I tried not to let this stop me. I went to school and tried so hard. I danced to take out my anger and emotions. I loved my family because I never knew how much time I had with them.

My dad promised me that he would change. I didn’t want to lose him, either. He really did start to change, and I was so happy. But, of course, things turned around, and my dad started doing bad things again.

On my 16th birthday, I waited all day for a text, a call—anything—from my dad, but I didn’t get one. The day after my birthday, at 11:57 p.m., I received a text from him, saying, “happy bday hun hope u had a good day.” Shortly after that, my dad ended up in prison.

I had had it. My dad had broken a promise to me. I wasn’t going to get hurt anymore, so I cut him out completely. I didn’t write him back, I didn’t talk to him when he called, and I didn’t visit him. I had already lost my mom completely, and now he was slowly pushing himself away. I was done being the second option in his life. He could have drugs, or he could have me. He chose drugs.

I am not giving in. Until my dad changes, I will continue to keep him out of my life. But I don’t think anyone understands how hard it is to live my life without both parents.

Because of all of this, I am the person I am today. I am an orphan and a constant burden to my grandparents. I will never get to experience my dad walking me down the aisle, or my mom helping me to get ready for my senior prom, and I will never be the same as I used to be.

Direction 1
In the passage about the writer's father, at what time did the writer get the birthday text from the dad?
Direction 2
Reproduce the part of the passage about the writer's father that opens with the words containing "I had had it." and closes with "He chose drugs.".
Direction 3
Translate this sentence from the passage about the writer's father into Spanish: "I was done being the second option in his life."
The material that comes next has no connection to the passage about the writer's father.

Saved data entries

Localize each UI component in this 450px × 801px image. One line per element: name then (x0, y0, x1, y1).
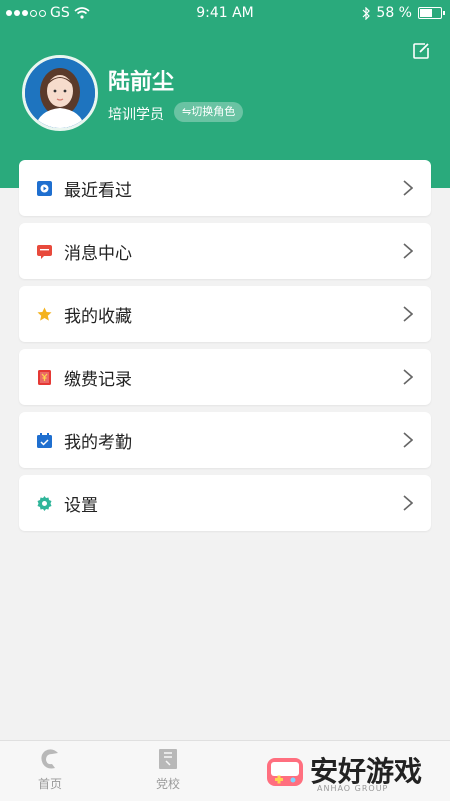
tab-school[interactable]: 党校 (138, 747, 198, 792)
chevron-right-icon (403, 180, 413, 196)
profile-menu: 最近看过 消息中心 我的收藏 缴费记录 我的考勤 设置 (19, 160, 431, 538)
recent-play-icon (37, 180, 52, 196)
menu-item-label: 设置 (64, 495, 98, 516)
tab-label: 首页 (37, 777, 62, 791)
user-name: 陆前尘 (108, 70, 175, 95)
menu-item-label: 消息中心 (64, 243, 132, 264)
chevron-right-icon (403, 495, 413, 511)
home-icon (41, 749, 58, 769)
edit-icon[interactable] (412, 42, 430, 60)
menu-item-messages[interactable]: 消息中心 (19, 223, 431, 279)
menu-item-label: 最近看过 (64, 180, 132, 201)
chevron-right-icon (403, 369, 413, 385)
tab-label: 党校 (155, 777, 180, 791)
school-icon (159, 749, 177, 769)
switch-role-button[interactable]: ⇋切换角色 (174, 102, 244, 122)
gamepad-logo-icon (267, 758, 303, 786)
tab-home[interactable]: 首页 (20, 747, 80, 792)
menu-item-favorites[interactable]: 我的收藏 (19, 286, 431, 342)
menu-item-recent[interactable]: 最近看过 (19, 160, 431, 216)
battery-percent: 58 % (376, 5, 412, 21)
star-icon (37, 307, 52, 321)
receipt-icon (38, 369, 51, 385)
menu-item-attendance[interactable]: 我的考勤 (19, 412, 431, 468)
avatar-photo (25, 58, 95, 128)
menu-item-settings[interactable]: 设置 (19, 475, 431, 531)
menu-item-payments[interactable]: 缴费记录 (19, 349, 431, 405)
status-bar: GS 9:41 AM 58 % (0, 0, 450, 26)
status-right: 58 % (362, 5, 445, 21)
message-icon (37, 244, 52, 259)
chevron-right-icon (403, 432, 413, 448)
bluetooth-icon (362, 6, 371, 20)
watermark: 安好游戏 ANHAO GROUP (265, 748, 445, 798)
menu-item-label: 我的收藏 (64, 306, 132, 327)
battery-level (420, 9, 432, 17)
watermark-subtext: ANHAO GROUP (317, 784, 389, 793)
gear-icon (37, 495, 52, 511)
chevron-right-icon (403, 243, 413, 259)
user-role: 培训学员 (108, 107, 164, 123)
avatar[interactable] (22, 55, 98, 131)
battery-icon (418, 7, 445, 19)
calendar-icon (37, 432, 52, 448)
menu-item-label: 我的考勤 (64, 432, 132, 453)
menu-item-label: 缴费记录 (64, 369, 132, 390)
chevron-right-icon (403, 306, 413, 322)
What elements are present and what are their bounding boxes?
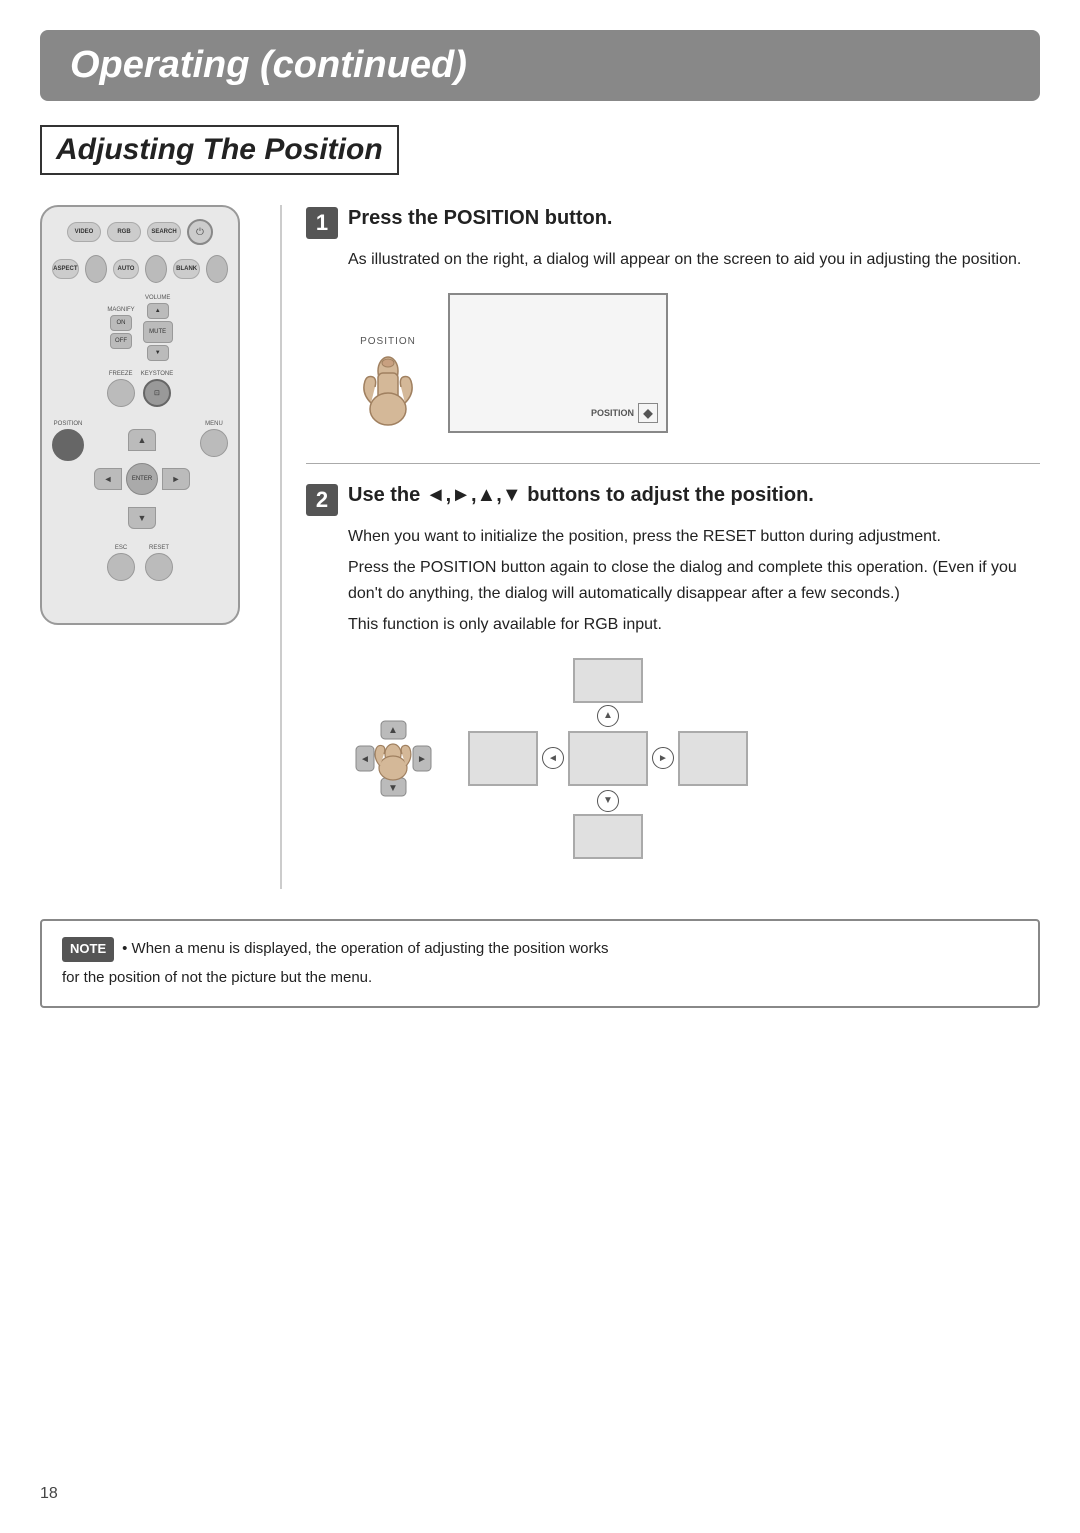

Reply 1
At 11:57 p.m. on the day after the writer's 16th birthday.

Reply 2
I had had it. My dad had broken a promise to me. I wasn’t going to get hurt anymore, so I cut him out completely. I didn’t write him back, I didn’t talk to him when he called, and I didn’t visit him. I had already lost my mom completely, and now he was slowly pushing himself away. I was done being the second option in his life. He could have drugs, or he could have me. He chose drugs.

Reply 3
Ya no iba a seguir siendo la segunda opción en su vida.